Description of the task: Write down every entry below once more, exactly.

Extracted records:
══════════
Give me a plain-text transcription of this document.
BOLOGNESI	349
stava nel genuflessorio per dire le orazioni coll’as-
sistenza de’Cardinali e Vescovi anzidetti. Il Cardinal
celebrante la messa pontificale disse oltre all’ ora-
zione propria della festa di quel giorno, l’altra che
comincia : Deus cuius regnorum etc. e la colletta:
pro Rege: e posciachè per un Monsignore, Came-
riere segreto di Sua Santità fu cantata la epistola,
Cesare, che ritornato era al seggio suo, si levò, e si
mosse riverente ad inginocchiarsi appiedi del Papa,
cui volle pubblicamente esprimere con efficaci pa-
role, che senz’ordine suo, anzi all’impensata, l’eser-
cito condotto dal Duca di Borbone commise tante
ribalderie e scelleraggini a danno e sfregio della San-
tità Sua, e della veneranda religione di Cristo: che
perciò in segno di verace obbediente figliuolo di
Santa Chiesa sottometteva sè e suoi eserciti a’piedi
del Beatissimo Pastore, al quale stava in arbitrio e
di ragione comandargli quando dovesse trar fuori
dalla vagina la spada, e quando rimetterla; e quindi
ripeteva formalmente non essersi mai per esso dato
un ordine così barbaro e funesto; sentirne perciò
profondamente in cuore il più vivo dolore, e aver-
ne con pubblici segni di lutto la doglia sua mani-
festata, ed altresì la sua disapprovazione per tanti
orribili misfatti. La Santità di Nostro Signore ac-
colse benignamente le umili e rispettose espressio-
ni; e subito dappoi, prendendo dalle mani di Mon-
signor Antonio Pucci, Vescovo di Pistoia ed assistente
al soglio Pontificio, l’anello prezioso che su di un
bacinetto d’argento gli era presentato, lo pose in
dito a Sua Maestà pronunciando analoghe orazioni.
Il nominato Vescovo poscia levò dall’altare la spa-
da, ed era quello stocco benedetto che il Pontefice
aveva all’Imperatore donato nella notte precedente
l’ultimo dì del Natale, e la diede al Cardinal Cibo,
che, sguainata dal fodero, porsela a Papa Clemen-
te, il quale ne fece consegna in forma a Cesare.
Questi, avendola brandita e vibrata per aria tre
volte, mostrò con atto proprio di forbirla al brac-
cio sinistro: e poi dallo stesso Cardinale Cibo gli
══════════
Exercise answer:
Give me a plain-text transcription of this document.
BOLOGNESI	349
stava nel genuflessorio per dire le orazioni coll’as-
sistenza de’Cardinali e Vescovi anzidetti. Il Cardinal
celebrante la messa pontificale disse oltre all’ ora-
zione propria della festa di quel giorno, l’altra che
comincia : Deus cuius regnorum etc. e la colletta:
pro Rege: e posciachè per un Monsignore, Came-
riere segreto di Sua Santità fu cantata la epistola,
Cesare, che ritornato era al seggio suo, si levò, e si
mosse riverente ad inginocchiarsi appiedi del Papa,
cui volle pubblicamente esprimere con efficaci pa-
role, che senz’ordine suo, anzi all’impensata, l’eser-
cito condotto dal Duca di Borbone commise tante
ribalderie e scelleraggini a danno e sfregio della San-
tità Sua, e della veneranda religione di Cristo: che
perciò in segno di verace obbediente figliuolo di
Santa Chiesa sottometteva sè e suoi eserciti a’piedi
del Beatissimo Pastore, al quale stava in arbitrio e
di ragione comandargli quando dovesse trar fuori
dalla vagina la spada, e quando rimetterla; e quindi
ripeteva formalmente non essersi mai per esso dato
un ordine così barbaro e funesto; sentirne perciò
profondamente in cuore il più vivo dolore, e aver-
ne con pubblici segni di lutto la doglia sua mani-
festata, ed altresì la sua disapprovazione per tanti
orribili misfatti. La Santità di Nostro Signore ac-
colse benignamente le umili e rispettose espressio-
ni; e subito dappoi, prendendo dalle mani di Mon-
signor Antonio Pucci, Vescovo di Pistoia ed assistente
al soglio Pontificio, l’anello prezioso che su di un
bacinetto d’argento gli era presentato, lo pose in
dito a Sua Maestà pronunciando analoghe orazioni.
Il nominato Vescovo poscia levò dall’altare la spa-
da, ed era quello stocco benedetto che il Pontefice
aveva all’Imperatore donato nella notte precedente
l’ultimo dì del Natale, e la diede al Cardinal Cibo,
che, sguainata dal fodero, porsela a Papa Clemen-
te, il quale ne fece consegna in forma a Cesare.
Questi, avendola brandita e vibrata per aria tre
volte, mostrò con atto proprio di forbirla al brac-
cio sinistro: e poi dallo stesso Cardinale Cibo gli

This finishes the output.